*Exercise*: Write out all of the lines below, exactly and completely.

# # # # # # #

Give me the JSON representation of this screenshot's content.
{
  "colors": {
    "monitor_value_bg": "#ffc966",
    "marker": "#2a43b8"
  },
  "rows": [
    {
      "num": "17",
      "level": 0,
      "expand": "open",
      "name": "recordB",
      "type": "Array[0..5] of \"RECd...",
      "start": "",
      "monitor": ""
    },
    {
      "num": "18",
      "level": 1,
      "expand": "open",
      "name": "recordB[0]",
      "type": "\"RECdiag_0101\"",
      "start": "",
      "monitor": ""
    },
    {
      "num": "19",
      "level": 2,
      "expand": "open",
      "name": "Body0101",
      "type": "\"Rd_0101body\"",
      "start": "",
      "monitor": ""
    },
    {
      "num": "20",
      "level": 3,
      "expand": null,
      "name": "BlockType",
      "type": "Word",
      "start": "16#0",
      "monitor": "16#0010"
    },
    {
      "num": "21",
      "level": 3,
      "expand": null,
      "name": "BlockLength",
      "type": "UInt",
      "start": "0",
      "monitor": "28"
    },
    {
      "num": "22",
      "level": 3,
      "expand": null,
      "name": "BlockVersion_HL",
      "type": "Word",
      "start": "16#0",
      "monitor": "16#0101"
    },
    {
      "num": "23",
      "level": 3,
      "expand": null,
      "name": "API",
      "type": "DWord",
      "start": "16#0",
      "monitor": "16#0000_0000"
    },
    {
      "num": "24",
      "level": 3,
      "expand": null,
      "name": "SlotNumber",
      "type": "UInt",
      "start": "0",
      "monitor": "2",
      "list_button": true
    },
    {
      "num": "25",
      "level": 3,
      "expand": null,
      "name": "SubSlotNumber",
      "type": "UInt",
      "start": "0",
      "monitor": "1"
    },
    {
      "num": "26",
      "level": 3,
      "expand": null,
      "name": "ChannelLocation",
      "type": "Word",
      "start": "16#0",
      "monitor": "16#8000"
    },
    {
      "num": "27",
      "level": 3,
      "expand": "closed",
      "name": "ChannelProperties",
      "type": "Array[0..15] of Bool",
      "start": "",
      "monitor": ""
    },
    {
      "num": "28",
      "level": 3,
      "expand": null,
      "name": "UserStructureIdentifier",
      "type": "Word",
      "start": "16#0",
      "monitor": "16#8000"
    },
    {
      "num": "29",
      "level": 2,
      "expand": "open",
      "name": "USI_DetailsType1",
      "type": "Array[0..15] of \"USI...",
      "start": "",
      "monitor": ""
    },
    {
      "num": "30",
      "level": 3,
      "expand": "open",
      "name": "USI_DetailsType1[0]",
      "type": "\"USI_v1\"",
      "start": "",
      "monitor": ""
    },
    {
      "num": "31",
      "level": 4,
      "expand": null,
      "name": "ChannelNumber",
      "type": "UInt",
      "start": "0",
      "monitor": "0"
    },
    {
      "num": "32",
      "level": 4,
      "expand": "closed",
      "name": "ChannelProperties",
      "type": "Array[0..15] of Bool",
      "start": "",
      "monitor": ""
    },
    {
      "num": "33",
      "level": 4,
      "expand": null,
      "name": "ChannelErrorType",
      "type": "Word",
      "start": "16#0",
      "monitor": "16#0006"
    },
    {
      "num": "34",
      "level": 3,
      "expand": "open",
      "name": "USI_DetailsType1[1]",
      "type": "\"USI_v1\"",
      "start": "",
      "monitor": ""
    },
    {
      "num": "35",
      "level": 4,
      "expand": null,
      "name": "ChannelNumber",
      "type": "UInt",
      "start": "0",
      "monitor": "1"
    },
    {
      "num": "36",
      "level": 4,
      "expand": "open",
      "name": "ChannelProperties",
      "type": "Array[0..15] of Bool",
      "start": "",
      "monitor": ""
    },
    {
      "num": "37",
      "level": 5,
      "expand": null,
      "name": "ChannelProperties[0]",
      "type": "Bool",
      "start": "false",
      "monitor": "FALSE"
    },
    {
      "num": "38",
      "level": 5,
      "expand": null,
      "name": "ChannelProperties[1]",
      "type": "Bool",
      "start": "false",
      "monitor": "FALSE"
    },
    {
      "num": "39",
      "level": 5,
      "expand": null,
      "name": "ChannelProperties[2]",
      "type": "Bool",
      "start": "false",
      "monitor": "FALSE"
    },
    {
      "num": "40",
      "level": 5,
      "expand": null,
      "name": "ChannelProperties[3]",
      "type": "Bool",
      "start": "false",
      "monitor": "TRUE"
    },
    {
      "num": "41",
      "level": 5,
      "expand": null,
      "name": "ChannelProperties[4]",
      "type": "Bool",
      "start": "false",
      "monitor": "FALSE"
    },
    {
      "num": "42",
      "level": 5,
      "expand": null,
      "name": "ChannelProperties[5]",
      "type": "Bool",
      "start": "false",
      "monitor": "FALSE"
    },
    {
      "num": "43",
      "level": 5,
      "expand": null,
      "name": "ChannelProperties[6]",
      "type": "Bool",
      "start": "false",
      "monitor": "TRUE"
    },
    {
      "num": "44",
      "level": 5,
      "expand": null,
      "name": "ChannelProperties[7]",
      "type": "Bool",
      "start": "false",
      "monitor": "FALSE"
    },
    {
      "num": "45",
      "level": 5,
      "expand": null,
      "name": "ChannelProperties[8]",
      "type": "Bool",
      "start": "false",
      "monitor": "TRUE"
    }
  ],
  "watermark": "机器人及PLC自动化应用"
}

# # # # # # #

*The answer*:
Give me the JSON representation of this screenshot's content.
{
  "colors": {
    "monitor_value_bg": "#ffc966",
    "marker": "#2a43b8"
  },
  "rows": [
    {
      "num": "17",
      "level": 0,
      "expand": "open",
      "name": "recordB",
      "type": "Array[0..5] of \"RECd...",
      "start": "",
      "monitor": ""
    },
    {
      "num": "18",
      "level": 1,
      "expand": "open",
      "name": "recordB[0]",
      "type": "\"RECdiag_0101\"",
      "start": "",
      "monitor": ""
    },
    {
      "num": "19",
      "level": 2,
      "expand": "open",
      "name": "Body0101",
      "type": "\"Rd_0101body\"",
      "start": "",
      "monitor": ""
    },
    {
      "num": "20",
      "level": 3,
      "expand": null,
      "name": "BlockType",
      "type": "Word",
      "start": "16#0",
      "monitor": "16#0010"
    },
    {
      "num": "21",
      "level": 3,
      "expand": null,
      "name": "BlockLength",
      "type": "UInt",
      "start": "0",
      "monitor": "28"
    },
    {
      "num": "22",
      "level": 3,
      "expand": null,
      "name": "BlockVersion_HL",
      "type": "Word",
      "start": "16#0",
      "monitor": "16#0101"
    },
    {
      "num": "23",
      "level": 3,
      "expand": null,
      "name": "API",
      "type": "DWord",
      "start": "16#0",
      "monitor": "16#0000_0000"
    },
    {
      "num": "24",
      "level": 3,
      "expand": null,
      "name": "SlotNumber",
      "type": "UInt",
      "start": "0",
      "monitor": "2",
      "list_button": true
    },
    {
      "num": "25",
      "level": 3,
      "expand": null,
      "name": "SubSlotNumber",
      "type": "UInt",
      "start": "0",
      "monitor": "1"
    },
    {
      "num": "26",
      "level": 3,
      "expand": null,
      "name": "ChannelLocation",
      "type": "Word",
      "start": "16#0",
      "monitor": "16#8000"
    },
    {
      "num": "27",
      "level": 3,
      "expand": "closed",
      "name": "ChannelProperties",
      "type": "Array[0..15] of Bool",
      "start": "",
      "monitor": ""
    },
    {
      "num": "28",
      "level": 3,
      "expand": null,
      "name": "UserStructureIdentifier",
      "type": "Word",
      "start": "16#0",
      "monitor": "16#8000"
    },
    {
      "num": "29",
      "level": 2,
      "expand": "open",
      "name": "USI_DetailsType1",
      "type": "Array[0..15] of \"USI...",
      "start": "",
      "monitor": ""
    },
    {
      "num": "30",
      "level": 3,
      "expand": "open",
      "name": "USI_DetailsType1[0]",
      "type": "\"USI_v1\"",
      "start": "",
      "monitor": ""
    },
    {
      "num": "31",
      "level": 4,
      "expand": null,
      "name": "ChannelNumber",
      "type": "UInt",
      "start": "0",
      "monitor": "0"
    },
    {
      "num": "32",
      "level": 4,
      "expand": "closed",
      "name": "ChannelProperties",
      "type": "Array[0..15] of Bool",
      "start": "",
      "monitor": ""
    },
    {
      "num": "33",
      "level": 4,
      "expand": null,
      "name": "ChannelErrorType",
      "type": "Word",
      "start": "16#0",
      "monitor": "16#0006"
    },
    {
      "num": "34",
      "level": 3,
      "expand": "open",
      "name": "USI_DetailsType1[1]",
      "type": "\"USI_v1\"",
      "start": "",
      "monitor": ""
    },
    {
      "num": "35",
      "level": 4,
      "expand": null,
      "name": "ChannelNumber",
      "type": "UInt",
      "start": "0",
      "monitor": "1"
    },
    {
      "num": "36",
      "level": 4,
      "expand": "open",
      "name": "ChannelProperties",
      "type": "Array[0..15] of Bool",
      "start": "",
      "monitor": ""
    },
    {
      "num": "37",
      "level": 5,
      "expand": null,
      "name": "ChannelProperties[0]",
      "type": "Bool",
      "start": "false",
      "monitor": "FALSE"
    },
    {
      "num": "38",
      "level": 5,
      "expand": null,
      "name": "ChannelProperties[1]",
      "type": "Bool",
      "start": "false",
      "monitor": "FALSE"
    },
    {
      "num": "39",
      "level": 5,
      "expand": null,
      "name": "ChannelProperties[2]",
      "type": "Bool",
      "start": "false",
      "monitor": "FALSE"
    },
    {
      "num": "40",
      "level": 5,
      "expand": null,
      "name": "ChannelProperties[3]",
      "type": "Bool",
      "start": "false",
      "monitor": "TRUE"
    },
    {
      "num": "41",
      "level": 5,
      "expand": null,
      "name": "ChannelProperties[4]",
      "type": "Bool",
      "start": "false",
      "monitor": "FALSE"
    },
    {
      "num": "42",
      "level": 5,
      "expand": null,
      "name": "ChannelProperties[5]",
      "type": "Bool",
      "start": "false",
      "monitor": "FALSE"
    },
    {
      "num": "43",
      "level": 5,
      "expand": null,
      "name": "ChannelProperties[6]",
      "type": "Bool",
      "start": "false",
      "monitor": "TRUE"
    },
    {
      "num": "44",
      "level": 5,
      "expand": null,
      "name": "ChannelProperties[7]",
      "type": "Bool",
      "start": "false",
      "monitor": "FALSE"
    },
    {
      "num": "45",
      "level": 5,
      "expand": null,
      "name": "ChannelProperties[8]",
      "type": "Bool",
      "start": "false",
      "monitor": "TRUE"
    }
  ],
  "watermark": "机器人及PLC自动化应用"
}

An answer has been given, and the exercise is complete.